§ **Work to complete**: For each line of the data below that holds "JSON", copy the line.

§ **Record extracts**:
+---+
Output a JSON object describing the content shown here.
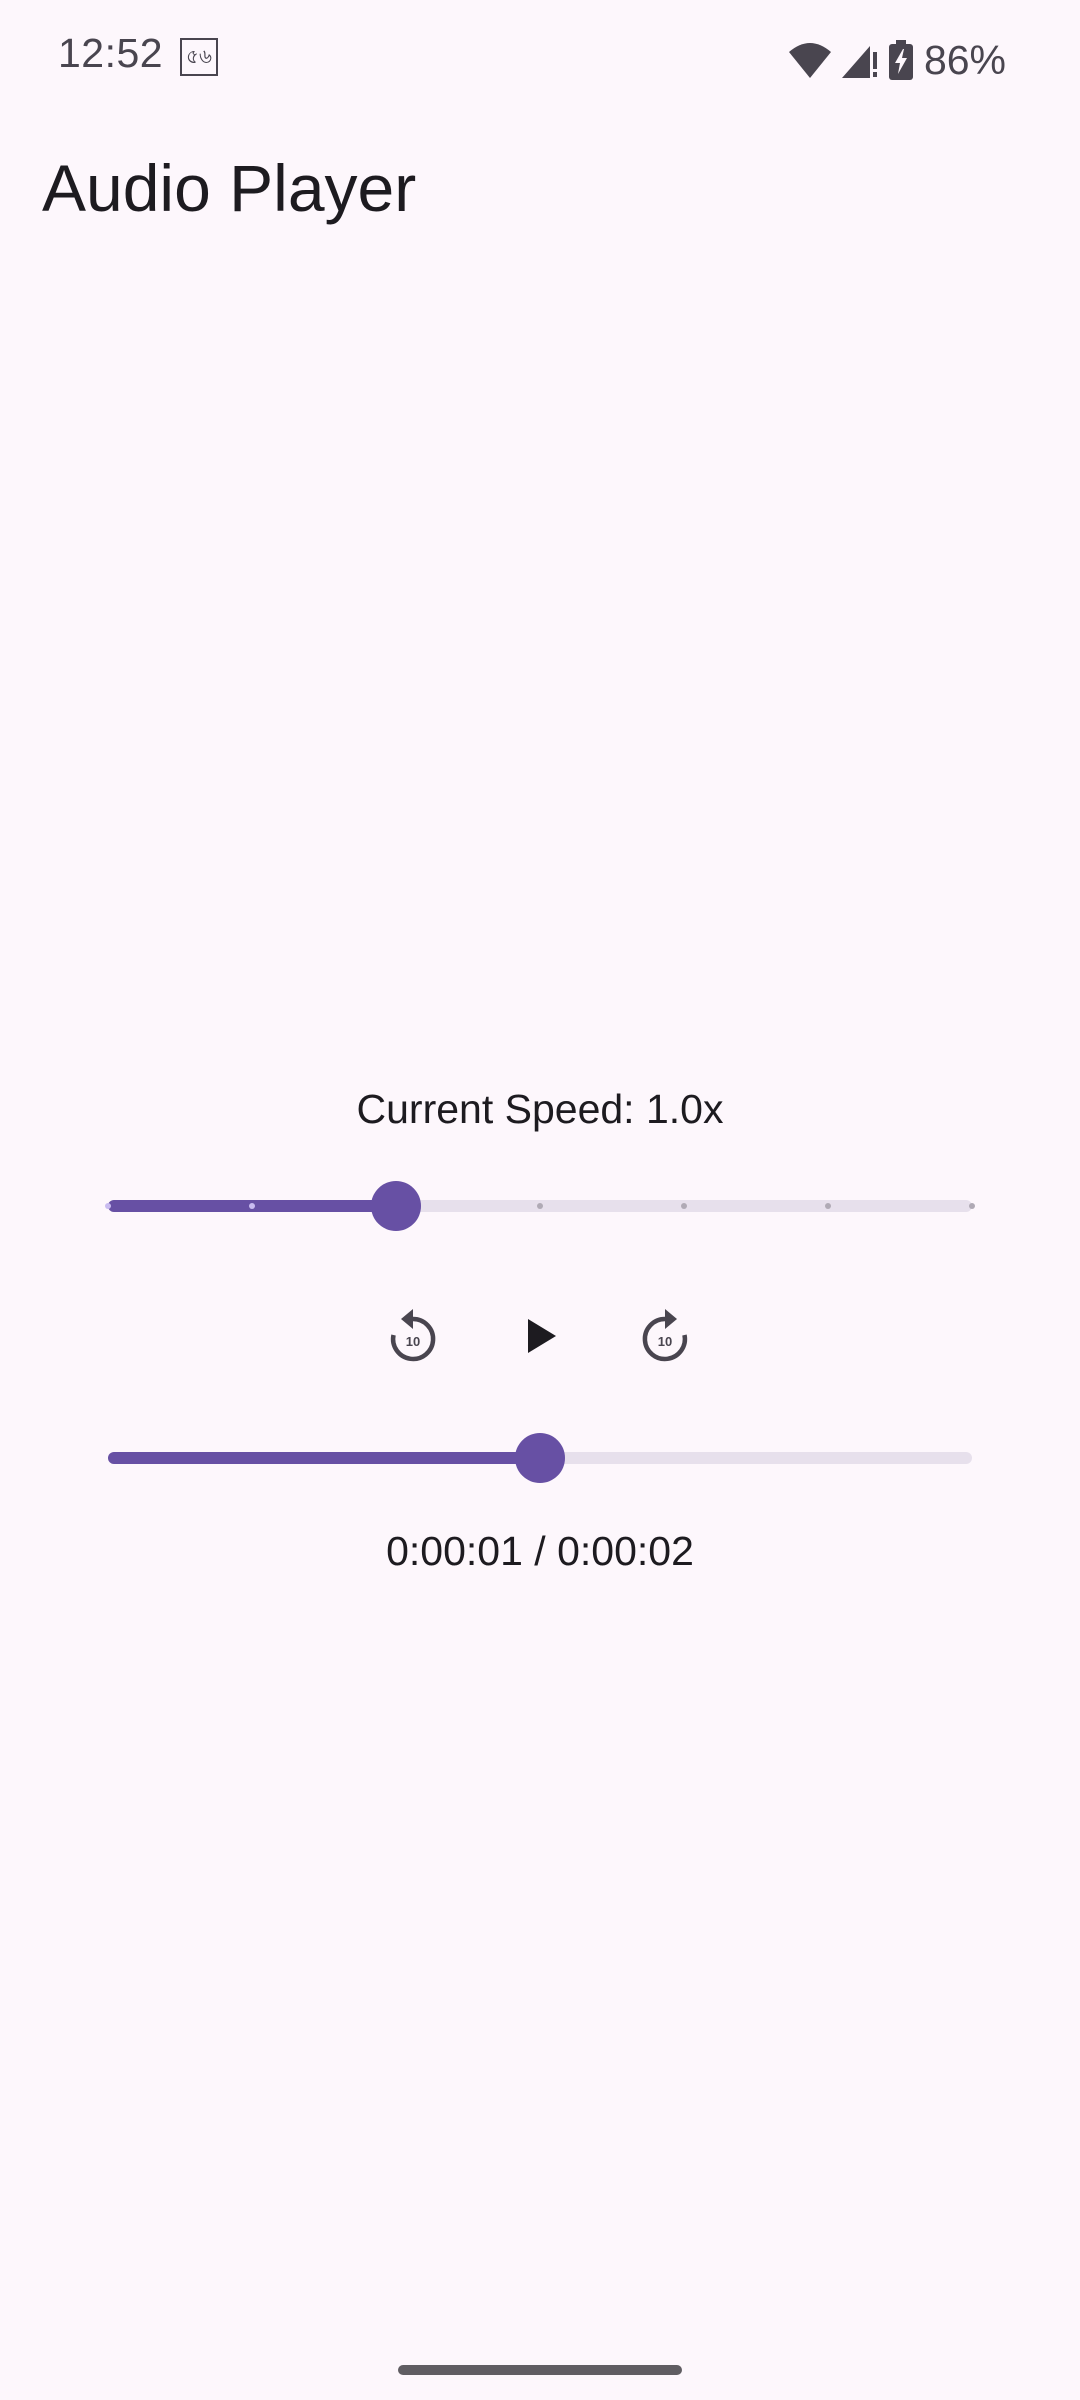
{
  "status_bar": {
    "time": "12:52",
    "notification_glyph": "৫৬",
    "battery_percent": "86%",
    "icons": [
      "wifi-icon",
      "cell-signal-icon",
      "battery-charging-icon"
    ]
  },
  "app": {
    "title": "Audio Player"
  },
  "speed": {
    "label": "Current Speed: 1.0x",
    "slider_fraction": 0.3333,
    "tick_count": 7
  },
  "controls": {
    "rewind_seconds": "10",
    "forward_seconds": "10",
    "rewind_icon": "replay-10-icon",
    "play_icon": "play-icon",
    "forward_icon": "forward-10-icon"
  },
  "progress": {
    "fraction": 0.5,
    "time_label": "0:00:01 / 0:00:02"
  },
  "colors": {
    "background": "#fdf7fc",
    "accent": "#6750a4",
    "inactive_track": "#e7e0ec",
    "text": "#1d1b20",
    "icon": "#49454f"
  }
}
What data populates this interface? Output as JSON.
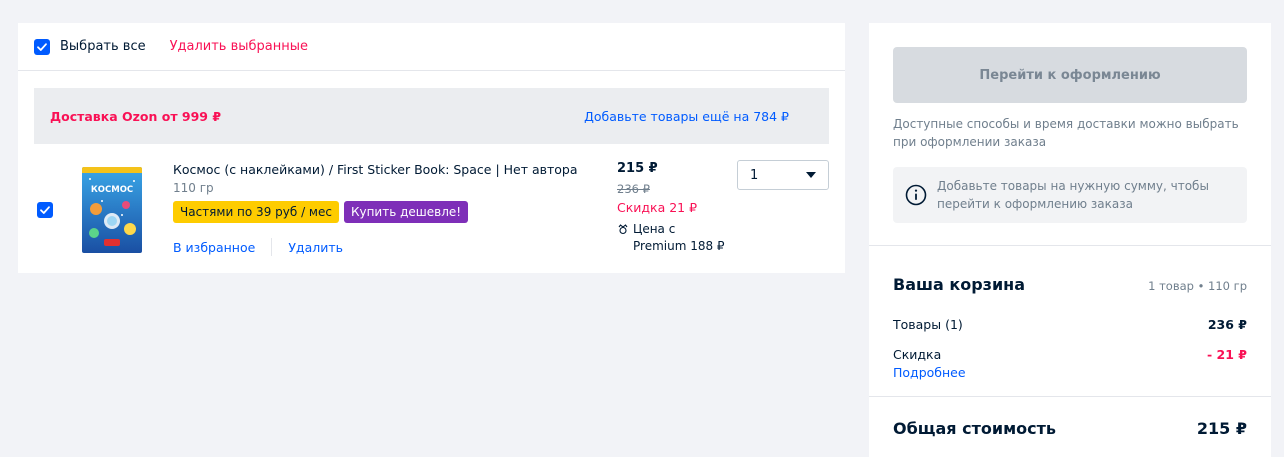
+---+
§ **Task output**:
Output a JSON object describing the content shown here.
What data populates this interface? Output as JSON.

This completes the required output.